### Exercise directions
Gather all lines in the records below that include the word "Instance".

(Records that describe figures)
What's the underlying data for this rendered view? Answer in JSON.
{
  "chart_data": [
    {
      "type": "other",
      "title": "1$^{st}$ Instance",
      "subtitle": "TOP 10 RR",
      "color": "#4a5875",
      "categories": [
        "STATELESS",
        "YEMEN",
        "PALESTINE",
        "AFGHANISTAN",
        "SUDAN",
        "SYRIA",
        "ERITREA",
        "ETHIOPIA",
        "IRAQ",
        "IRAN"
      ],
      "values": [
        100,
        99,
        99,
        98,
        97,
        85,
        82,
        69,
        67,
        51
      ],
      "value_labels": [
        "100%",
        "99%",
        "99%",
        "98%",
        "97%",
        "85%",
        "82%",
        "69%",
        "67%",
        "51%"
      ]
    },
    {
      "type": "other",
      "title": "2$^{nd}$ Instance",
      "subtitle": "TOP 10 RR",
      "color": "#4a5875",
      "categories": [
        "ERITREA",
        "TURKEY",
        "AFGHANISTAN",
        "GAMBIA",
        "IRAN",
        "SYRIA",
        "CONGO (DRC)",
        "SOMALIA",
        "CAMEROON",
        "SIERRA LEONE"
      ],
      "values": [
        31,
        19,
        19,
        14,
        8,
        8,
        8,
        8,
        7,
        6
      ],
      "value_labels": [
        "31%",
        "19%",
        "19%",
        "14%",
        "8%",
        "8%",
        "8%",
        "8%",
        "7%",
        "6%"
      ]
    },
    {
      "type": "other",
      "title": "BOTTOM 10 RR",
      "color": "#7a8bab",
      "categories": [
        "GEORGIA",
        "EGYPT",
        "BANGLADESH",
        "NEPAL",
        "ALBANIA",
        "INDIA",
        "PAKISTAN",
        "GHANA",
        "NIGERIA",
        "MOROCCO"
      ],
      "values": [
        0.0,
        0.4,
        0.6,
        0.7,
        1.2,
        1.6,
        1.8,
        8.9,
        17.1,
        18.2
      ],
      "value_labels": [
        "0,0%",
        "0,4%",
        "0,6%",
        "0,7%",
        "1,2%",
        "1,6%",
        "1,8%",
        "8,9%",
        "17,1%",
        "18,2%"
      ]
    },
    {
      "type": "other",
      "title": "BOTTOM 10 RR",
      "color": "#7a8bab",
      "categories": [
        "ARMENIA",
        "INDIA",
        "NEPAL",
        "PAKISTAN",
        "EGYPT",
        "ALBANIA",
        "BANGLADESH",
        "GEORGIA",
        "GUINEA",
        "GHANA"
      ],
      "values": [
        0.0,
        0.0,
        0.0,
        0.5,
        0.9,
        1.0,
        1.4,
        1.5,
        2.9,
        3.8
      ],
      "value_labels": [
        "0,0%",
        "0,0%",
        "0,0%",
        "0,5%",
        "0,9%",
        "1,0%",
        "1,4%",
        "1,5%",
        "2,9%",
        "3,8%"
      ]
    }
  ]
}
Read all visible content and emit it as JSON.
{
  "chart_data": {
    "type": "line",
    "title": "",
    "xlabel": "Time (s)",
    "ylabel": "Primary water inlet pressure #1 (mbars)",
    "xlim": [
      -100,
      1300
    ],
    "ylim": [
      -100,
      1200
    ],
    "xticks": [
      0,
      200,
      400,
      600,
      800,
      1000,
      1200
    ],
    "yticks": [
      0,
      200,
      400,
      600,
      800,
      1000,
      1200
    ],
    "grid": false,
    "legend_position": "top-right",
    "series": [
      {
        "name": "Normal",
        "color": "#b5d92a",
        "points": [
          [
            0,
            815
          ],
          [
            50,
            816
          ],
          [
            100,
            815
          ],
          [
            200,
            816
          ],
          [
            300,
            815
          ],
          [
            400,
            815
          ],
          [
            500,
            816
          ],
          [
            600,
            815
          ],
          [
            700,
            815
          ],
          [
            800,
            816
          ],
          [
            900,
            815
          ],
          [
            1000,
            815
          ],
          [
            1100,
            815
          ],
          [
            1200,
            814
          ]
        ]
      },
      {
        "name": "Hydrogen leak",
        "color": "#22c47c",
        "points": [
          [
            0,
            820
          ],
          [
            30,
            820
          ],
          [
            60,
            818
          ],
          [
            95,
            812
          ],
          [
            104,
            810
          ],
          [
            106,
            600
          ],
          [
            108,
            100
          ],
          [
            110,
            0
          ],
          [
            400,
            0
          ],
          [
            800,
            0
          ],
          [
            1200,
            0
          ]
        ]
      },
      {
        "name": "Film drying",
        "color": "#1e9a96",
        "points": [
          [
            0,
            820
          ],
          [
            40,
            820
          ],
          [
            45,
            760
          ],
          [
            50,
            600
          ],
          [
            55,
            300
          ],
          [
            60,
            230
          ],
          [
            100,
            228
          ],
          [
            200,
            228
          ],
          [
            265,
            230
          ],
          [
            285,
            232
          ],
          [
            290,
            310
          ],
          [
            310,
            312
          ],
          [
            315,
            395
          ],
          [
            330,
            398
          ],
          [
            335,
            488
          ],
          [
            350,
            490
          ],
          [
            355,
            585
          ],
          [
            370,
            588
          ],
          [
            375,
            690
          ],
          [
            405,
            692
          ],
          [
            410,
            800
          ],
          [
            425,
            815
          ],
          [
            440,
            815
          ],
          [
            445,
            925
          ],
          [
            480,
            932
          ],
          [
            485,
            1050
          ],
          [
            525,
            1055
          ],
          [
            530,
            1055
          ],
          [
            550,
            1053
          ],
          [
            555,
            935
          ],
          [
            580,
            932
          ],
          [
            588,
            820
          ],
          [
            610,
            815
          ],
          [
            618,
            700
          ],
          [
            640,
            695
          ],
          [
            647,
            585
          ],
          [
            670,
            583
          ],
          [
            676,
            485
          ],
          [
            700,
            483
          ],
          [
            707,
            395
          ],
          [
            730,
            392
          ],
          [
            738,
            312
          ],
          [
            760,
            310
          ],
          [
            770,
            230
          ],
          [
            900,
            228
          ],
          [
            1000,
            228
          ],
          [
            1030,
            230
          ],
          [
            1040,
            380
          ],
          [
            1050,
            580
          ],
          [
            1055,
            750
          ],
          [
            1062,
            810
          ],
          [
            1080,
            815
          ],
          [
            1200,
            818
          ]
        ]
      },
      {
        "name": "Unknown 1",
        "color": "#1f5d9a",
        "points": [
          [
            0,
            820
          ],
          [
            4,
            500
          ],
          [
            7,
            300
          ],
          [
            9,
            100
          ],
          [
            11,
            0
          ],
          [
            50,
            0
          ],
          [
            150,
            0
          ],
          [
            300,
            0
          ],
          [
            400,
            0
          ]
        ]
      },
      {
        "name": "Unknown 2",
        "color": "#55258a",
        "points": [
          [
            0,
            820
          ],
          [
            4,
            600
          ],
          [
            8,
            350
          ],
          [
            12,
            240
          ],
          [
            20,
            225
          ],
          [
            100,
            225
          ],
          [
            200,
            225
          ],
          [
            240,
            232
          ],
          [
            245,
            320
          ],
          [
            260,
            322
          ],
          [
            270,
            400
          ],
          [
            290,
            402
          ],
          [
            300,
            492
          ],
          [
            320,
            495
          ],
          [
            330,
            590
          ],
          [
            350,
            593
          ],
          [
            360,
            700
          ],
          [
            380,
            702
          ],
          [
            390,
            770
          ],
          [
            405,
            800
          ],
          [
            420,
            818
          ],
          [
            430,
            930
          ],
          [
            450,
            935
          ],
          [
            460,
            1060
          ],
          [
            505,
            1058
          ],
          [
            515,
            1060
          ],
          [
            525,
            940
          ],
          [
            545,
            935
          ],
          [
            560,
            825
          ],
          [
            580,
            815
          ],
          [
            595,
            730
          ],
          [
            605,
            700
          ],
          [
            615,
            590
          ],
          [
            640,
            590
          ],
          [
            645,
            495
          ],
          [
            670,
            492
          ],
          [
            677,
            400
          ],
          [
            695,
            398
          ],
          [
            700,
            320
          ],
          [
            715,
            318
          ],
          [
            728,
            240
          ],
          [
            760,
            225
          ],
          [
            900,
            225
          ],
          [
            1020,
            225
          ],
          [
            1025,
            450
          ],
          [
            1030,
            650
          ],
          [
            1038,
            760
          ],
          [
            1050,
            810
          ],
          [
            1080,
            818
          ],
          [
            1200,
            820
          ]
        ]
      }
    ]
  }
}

### Completed task
      "title": "1$^{st}$ Instance",
      "title": "2$^{nd}$ Instance",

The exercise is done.